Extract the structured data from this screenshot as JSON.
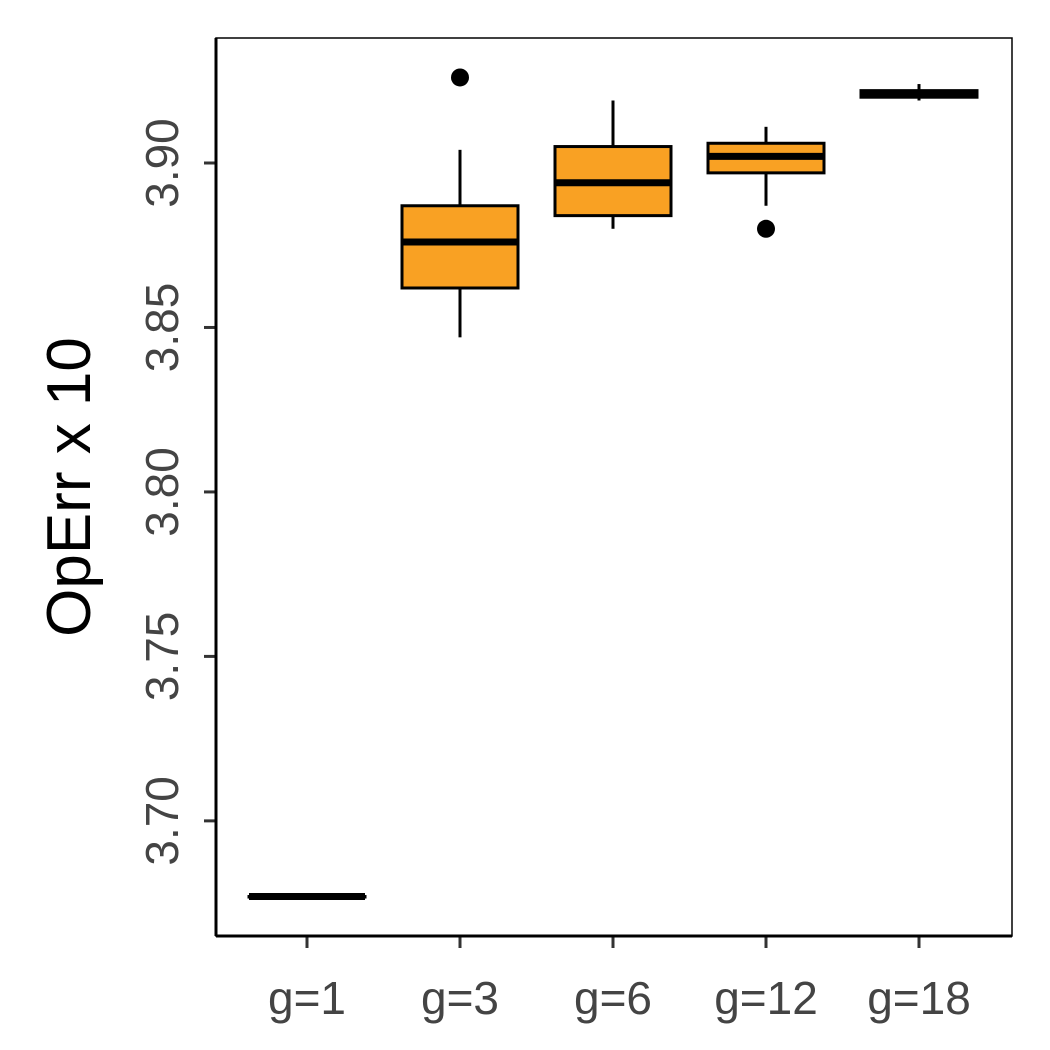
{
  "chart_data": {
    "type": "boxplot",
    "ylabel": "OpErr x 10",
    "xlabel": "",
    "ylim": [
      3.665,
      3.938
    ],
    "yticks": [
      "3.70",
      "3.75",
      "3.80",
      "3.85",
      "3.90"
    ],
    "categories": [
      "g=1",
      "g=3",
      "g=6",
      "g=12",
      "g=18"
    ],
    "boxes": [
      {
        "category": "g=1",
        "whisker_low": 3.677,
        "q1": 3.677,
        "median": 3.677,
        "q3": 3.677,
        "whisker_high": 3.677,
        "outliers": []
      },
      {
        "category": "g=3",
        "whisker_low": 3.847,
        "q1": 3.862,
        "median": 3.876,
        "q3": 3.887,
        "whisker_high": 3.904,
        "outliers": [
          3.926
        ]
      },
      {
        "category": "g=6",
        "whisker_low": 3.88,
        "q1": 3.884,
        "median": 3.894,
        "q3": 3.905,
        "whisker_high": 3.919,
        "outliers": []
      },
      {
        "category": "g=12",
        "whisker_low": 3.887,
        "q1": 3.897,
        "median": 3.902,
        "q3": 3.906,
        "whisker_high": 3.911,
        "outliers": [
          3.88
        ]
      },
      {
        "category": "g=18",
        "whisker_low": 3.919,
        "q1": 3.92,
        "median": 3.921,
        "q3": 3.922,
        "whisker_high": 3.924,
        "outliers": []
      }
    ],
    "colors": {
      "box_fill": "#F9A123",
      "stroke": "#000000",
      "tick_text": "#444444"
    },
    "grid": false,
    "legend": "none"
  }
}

**EXERCISE BRIEF**
Return the listing above unchanged, apart from dropping its pictures.

**EXERCISE OUTPUT**
Extract the structured data from this screenshot as JSON.
{
  "chart_data": {
    "type": "boxplot",
    "ylabel": "OpErr x 10",
    "xlabel": "",
    "ylim": [
      3.665,
      3.938
    ],
    "yticks": [
      "3.70",
      "3.75",
      "3.80",
      "3.85",
      "3.90"
    ],
    "categories": [
      "g=1",
      "g=3",
      "g=6",
      "g=12",
      "g=18"
    ],
    "boxes": [
      {
        "category": "g=1",
        "whisker_low": 3.677,
        "q1": 3.677,
        "median": 3.677,
        "q3": 3.677,
        "whisker_high": 3.677,
        "outliers": []
      },
      {
        "category": "g=3",
        "whisker_low": 3.847,
        "q1": 3.862,
        "median": 3.876,
        "q3": 3.887,
        "whisker_high": 3.904,
        "outliers": [
          3.926
        ]
      },
      {
        "category": "g=6",
        "whisker_low": 3.88,
        "q1": 3.884,
        "median": 3.894,
        "q3": 3.905,
        "whisker_high": 3.919,
        "outliers": []
      },
      {
        "category": "g=12",
        "whisker_low": 3.887,
        "q1": 3.897,
        "median": 3.902,
        "q3": 3.906,
        "whisker_high": 3.911,
        "outliers": [
          3.88
        ]
      },
      {
        "category": "g=18",
        "whisker_low": 3.919,
        "q1": 3.92,
        "median": 3.921,
        "q3": 3.922,
        "whisker_high": 3.924,
        "outliers": []
      }
    ],
    "colors": {
      "box_fill": "#F9A123",
      "stroke": "#000000",
      "tick_text": "#444444"
    },
    "grid": false,
    "legend": "none"
  }
}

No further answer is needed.